Objective. Starting at the line below that contains "Give me a plain-text", print each line through the end of the records exactly as it appears.

Rows from a dataset:
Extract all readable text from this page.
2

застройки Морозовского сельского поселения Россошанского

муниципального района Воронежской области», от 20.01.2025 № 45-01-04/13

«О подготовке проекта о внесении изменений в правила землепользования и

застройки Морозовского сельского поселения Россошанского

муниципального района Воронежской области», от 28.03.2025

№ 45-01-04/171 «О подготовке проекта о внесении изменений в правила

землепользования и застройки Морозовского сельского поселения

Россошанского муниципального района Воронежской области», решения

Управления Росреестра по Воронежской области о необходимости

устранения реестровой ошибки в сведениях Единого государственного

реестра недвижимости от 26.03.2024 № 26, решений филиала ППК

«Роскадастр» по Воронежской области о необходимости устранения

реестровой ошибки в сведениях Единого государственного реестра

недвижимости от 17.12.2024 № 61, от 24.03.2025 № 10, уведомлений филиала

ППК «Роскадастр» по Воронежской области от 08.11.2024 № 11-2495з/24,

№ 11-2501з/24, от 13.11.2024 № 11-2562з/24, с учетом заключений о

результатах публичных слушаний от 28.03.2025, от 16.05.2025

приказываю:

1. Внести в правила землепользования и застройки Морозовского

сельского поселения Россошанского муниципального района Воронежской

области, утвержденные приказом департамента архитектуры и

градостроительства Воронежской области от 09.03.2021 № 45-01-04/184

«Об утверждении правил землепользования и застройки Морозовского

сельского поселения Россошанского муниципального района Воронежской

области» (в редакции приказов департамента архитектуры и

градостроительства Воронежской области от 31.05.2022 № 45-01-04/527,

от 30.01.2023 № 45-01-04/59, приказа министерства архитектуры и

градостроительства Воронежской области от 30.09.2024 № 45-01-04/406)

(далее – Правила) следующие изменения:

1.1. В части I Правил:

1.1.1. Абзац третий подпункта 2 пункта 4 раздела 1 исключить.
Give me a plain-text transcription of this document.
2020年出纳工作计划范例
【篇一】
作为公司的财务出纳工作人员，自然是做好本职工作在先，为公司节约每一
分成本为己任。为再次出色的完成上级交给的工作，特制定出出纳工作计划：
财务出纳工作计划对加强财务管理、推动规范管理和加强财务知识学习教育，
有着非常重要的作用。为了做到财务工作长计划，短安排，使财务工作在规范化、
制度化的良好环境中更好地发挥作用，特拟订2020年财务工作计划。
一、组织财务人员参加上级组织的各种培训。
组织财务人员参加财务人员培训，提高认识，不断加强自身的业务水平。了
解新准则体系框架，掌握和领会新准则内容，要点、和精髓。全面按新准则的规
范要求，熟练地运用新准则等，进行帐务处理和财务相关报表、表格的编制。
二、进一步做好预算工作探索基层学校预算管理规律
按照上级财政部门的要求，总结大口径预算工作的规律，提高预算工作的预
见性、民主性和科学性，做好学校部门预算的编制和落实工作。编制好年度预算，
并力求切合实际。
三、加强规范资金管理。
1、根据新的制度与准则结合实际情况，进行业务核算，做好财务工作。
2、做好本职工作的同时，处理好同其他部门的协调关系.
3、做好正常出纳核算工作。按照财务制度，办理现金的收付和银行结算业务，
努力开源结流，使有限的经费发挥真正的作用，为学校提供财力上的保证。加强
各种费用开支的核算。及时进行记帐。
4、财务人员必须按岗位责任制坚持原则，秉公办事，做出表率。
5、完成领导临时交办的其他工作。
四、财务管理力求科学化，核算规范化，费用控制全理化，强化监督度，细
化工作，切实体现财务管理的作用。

Solution to the exercise.
Give me a plain-text transcription of this document.
2020年出纳工作计划范例
【篇一】
作为公司的财务出纳工作人员，自然是做好本职工作在先，为公司节约每一
分成本为己任。为再次出色的完成上级交给的工作，特制定出出纳工作计划：
财务出纳工作计划对加强财务管理、推动规范管理和加强财务知识学习教育，
有着非常重要的作用。为了做到财务工作长计划，短安排，使财务工作在规范化、
制度化的良好环境中更好地发挥作用，特拟订2020年财务工作计划。
一、组织财务人员参加上级组织的各种培训。
组织财务人员参加财务人员培训，提高认识，不断加强自身的业务水平。了
解新准则体系框架，掌握和领会新准则内容，要点、和精髓。全面按新准则的规
范要求，熟练地运用新准则等，进行帐务处理和财务相关报表、表格的编制。
二、进一步做好预算工作探索基层学校预算管理规律
按照上级财政部门的要求，总结大口径预算工作的规律，提高预算工作的预
见性、民主性和科学性，做好学校部门预算的编制和落实工作。编制好年度预算，
并力求切合实际。
三、加强规范资金管理。
1、根据新的制度与准则结合实际情况，进行业务核算，做好财务工作。
2、做好本职工作的同时，处理好同其他部门的协调关系.
3、做好正常出纳核算工作。按照财务制度，办理现金的收付和银行结算业务，
努力开源结流，使有限的经费发挥真正的作用，为学校提供财力上的保证。加强
各种费用开支的核算。及时进行记帐。
4、财务人员必须按岗位责任制坚持原则，秉公办事，做出表率。
5、完成领导临时交办的其他工作。
四、财务管理力求科学化，核算规范化，费用控制全理化，强化监督度，细
化工作，切实体现财务管理的作用。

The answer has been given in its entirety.